▶ **Written exercise**
Copy every entry precisely.

[BEGIN]

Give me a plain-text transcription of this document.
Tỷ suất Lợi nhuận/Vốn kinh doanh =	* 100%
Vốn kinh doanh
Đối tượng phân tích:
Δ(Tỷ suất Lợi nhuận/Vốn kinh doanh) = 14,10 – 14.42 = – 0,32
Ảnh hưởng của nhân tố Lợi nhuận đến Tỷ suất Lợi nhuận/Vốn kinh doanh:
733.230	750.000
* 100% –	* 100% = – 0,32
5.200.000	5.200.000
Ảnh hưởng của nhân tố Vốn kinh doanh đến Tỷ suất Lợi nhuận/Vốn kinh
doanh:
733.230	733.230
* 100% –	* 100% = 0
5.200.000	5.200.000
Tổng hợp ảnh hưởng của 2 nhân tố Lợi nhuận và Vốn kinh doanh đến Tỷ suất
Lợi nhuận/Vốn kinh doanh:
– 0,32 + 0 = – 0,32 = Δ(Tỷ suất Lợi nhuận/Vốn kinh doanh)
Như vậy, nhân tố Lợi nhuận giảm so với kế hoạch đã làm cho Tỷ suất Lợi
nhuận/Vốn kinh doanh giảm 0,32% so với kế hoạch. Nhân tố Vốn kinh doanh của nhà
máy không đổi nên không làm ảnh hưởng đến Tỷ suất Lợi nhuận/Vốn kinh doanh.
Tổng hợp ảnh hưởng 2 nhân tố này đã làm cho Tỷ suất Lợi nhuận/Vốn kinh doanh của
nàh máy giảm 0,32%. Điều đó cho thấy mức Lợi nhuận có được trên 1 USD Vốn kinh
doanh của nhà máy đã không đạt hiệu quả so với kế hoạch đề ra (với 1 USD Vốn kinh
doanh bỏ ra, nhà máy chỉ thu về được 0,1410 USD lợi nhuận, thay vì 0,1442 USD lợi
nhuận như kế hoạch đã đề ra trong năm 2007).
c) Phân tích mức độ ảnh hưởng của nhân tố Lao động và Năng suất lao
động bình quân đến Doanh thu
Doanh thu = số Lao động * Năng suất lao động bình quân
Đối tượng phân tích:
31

[END]

▶ **Output of the task**
Give me a plain-text transcription of this document.
Tỷ suất Lợi nhuận/Vốn kinh doanh =	* 100%
Vốn kinh doanh
Đối tượng phân tích:
Δ(Tỷ suất Lợi nhuận/Vốn kinh doanh) = 14,10 – 14.42 = – 0,32
Ảnh hưởng của nhân tố Lợi nhuận đến Tỷ suất Lợi nhuận/Vốn kinh doanh:
733.230	750.000
* 100% –	* 100% = – 0,32
5.200.000	5.200.000
Ảnh hưởng của nhân tố Vốn kinh doanh đến Tỷ suất Lợi nhuận/Vốn kinh
doanh:
733.230	733.230
* 100% –	* 100% = 0
5.200.000	5.200.000
Tổng hợp ảnh hưởng của 2 nhân tố Lợi nhuận và Vốn kinh doanh đến Tỷ suất
Lợi nhuận/Vốn kinh doanh:
– 0,32 + 0 = – 0,32 = Δ(Tỷ suất Lợi nhuận/Vốn kinh doanh)
Như vậy, nhân tố Lợi nhuận giảm so với kế hoạch đã làm cho Tỷ suất Lợi
nhuận/Vốn kinh doanh giảm 0,32% so với kế hoạch. Nhân tố Vốn kinh doanh của nhà
máy không đổi nên không làm ảnh hưởng đến Tỷ suất Lợi nhuận/Vốn kinh doanh.
Tổng hợp ảnh hưởng 2 nhân tố này đã làm cho Tỷ suất Lợi nhuận/Vốn kinh doanh của
nàh máy giảm 0,32%. Điều đó cho thấy mức Lợi nhuận có được trên 1 USD Vốn kinh
doanh của nhà máy đã không đạt hiệu quả so với kế hoạch đề ra (với 1 USD Vốn kinh
doanh bỏ ra, nhà máy chỉ thu về được 0,1410 USD lợi nhuận, thay vì 0,1442 USD lợi
nhuận như kế hoạch đã đề ra trong năm 2007).
c) Phân tích mức độ ảnh hưởng của nhân tố Lao động và Năng suất lao
động bình quân đến Doanh thu
Doanh thu = số Lao động * Năng suất lao động bình quân
Đối tượng phân tích:
31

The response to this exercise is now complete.